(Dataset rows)
====
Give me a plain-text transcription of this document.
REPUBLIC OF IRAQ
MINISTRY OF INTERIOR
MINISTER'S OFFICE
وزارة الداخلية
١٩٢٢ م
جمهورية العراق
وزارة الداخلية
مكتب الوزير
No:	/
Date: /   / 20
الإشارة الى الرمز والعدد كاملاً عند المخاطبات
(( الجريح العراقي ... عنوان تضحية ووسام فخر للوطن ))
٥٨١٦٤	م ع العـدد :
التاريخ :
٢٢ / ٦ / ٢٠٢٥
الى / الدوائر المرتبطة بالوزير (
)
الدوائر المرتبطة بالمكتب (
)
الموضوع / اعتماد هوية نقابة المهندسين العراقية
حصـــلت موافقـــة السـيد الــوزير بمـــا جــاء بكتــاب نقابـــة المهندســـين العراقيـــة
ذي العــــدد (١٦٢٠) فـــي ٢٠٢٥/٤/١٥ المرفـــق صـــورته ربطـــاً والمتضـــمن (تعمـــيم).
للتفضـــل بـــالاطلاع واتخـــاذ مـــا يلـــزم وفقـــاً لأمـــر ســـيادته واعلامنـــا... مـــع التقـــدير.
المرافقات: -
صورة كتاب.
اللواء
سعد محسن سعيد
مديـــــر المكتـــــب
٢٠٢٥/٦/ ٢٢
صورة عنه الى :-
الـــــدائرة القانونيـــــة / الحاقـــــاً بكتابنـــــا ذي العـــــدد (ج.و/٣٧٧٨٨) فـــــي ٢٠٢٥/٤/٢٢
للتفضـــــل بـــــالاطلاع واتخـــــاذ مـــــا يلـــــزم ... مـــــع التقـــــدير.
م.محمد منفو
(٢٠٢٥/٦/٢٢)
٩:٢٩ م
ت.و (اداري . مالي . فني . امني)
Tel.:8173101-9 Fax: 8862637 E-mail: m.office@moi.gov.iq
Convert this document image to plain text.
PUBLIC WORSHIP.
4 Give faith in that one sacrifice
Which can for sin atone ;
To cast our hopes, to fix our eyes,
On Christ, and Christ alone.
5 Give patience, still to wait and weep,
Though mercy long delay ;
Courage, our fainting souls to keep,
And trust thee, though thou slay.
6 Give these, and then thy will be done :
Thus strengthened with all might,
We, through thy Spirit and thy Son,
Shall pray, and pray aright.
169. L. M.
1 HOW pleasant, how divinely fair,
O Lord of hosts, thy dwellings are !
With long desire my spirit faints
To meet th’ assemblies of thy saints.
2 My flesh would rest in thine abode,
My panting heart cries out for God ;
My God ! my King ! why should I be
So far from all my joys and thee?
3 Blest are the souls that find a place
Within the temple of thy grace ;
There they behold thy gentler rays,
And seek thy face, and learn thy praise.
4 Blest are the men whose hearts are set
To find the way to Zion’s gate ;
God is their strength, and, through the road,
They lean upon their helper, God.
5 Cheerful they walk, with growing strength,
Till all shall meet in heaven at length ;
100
====
Show the data once more, exactly as it was written.

Exercise response:
Give me a plain-text transcription of this document.
REPUBLIC OF IRAQ
MINISTRY OF INTERIOR
MINISTER'S OFFICE
وزارة الداخلية
١٩٢٢ م
جمهورية العراق
وزارة الداخلية
مكتب الوزير
No:	/
Date: /   / 20
الإشارة الى الرمز والعدد كاملاً عند المخاطبات
(( الجريح العراقي ... عنوان تضحية ووسام فخر للوطن ))
٥٨١٦٤	م ع العـدد :
التاريخ :
٢٢ / ٦ / ٢٠٢٥
الى / الدوائر المرتبطة بالوزير (
)
الدوائر المرتبطة بالمكتب (
)
الموضوع / اعتماد هوية نقابة المهندسين العراقية
حصـــلت موافقـــة السـيد الــوزير بمـــا جــاء بكتــاب نقابـــة المهندســـين العراقيـــة
ذي العــــدد (١٦٢٠) فـــي ٢٠٢٥/٤/١٥ المرفـــق صـــورته ربطـــاً والمتضـــمن (تعمـــيم).
للتفضـــل بـــالاطلاع واتخـــاذ مـــا يلـــزم وفقـــاً لأمـــر ســـيادته واعلامنـــا... مـــع التقـــدير.
المرافقات: -
صورة كتاب.
اللواء
سعد محسن سعيد
مديـــــر المكتـــــب
٢٠٢٥/٦/ ٢٢
صورة عنه الى :-
الـــــدائرة القانونيـــــة / الحاقـــــاً بكتابنـــــا ذي العـــــدد (ج.و/٣٧٧٨٨) فـــــي ٢٠٢٥/٤/٢٢
للتفضـــــل بـــــالاطلاع واتخـــــاذ مـــــا يلـــــزم ... مـــــع التقـــــدير.
م.محمد منفو
(٢٠٢٥/٦/٢٢)
٩:٢٩ م
ت.و (اداري . مالي . فني . امني)
Tel.:8173101-9 Fax: 8862637 E-mail: m.office@moi.gov.iq
Convert this document image to plain text.
PUBLIC WORSHIP.
4 Give faith in that one sacrifice
Which can for sin atone ;
To cast our hopes, to fix our eyes,
On Christ, and Christ alone.
5 Give patience, still to wait and weep,
Though mercy long delay ;
Courage, our fainting souls to keep,
And trust thee, though thou slay.
6 Give these, and then thy will be done :
Thus strengthened with all might,
We, through thy Spirit and thy Son,
Shall pray, and pray aright.
169. L. M.
1 HOW pleasant, how divinely fair,
O Lord of hosts, thy dwellings are !
With long desire my spirit faints
To meet th’ assemblies of thy saints.
2 My flesh would rest in thine abode,
My panting heart cries out for God ;
My God ! my King ! why should I be
So far from all my joys and thee?
3 Blest are the souls that find a place
Within the temple of thy grace ;
There they behold thy gentler rays,
And seek thy face, and learn thy praise.
4 Blest are the men whose hearts are set
To find the way to Zion’s gate ;
God is their strength, and, through the road,
They lean upon their helper, God.
5 Cheerful they walk, with growing strength,
Till all shall meet in heaven at length ;
100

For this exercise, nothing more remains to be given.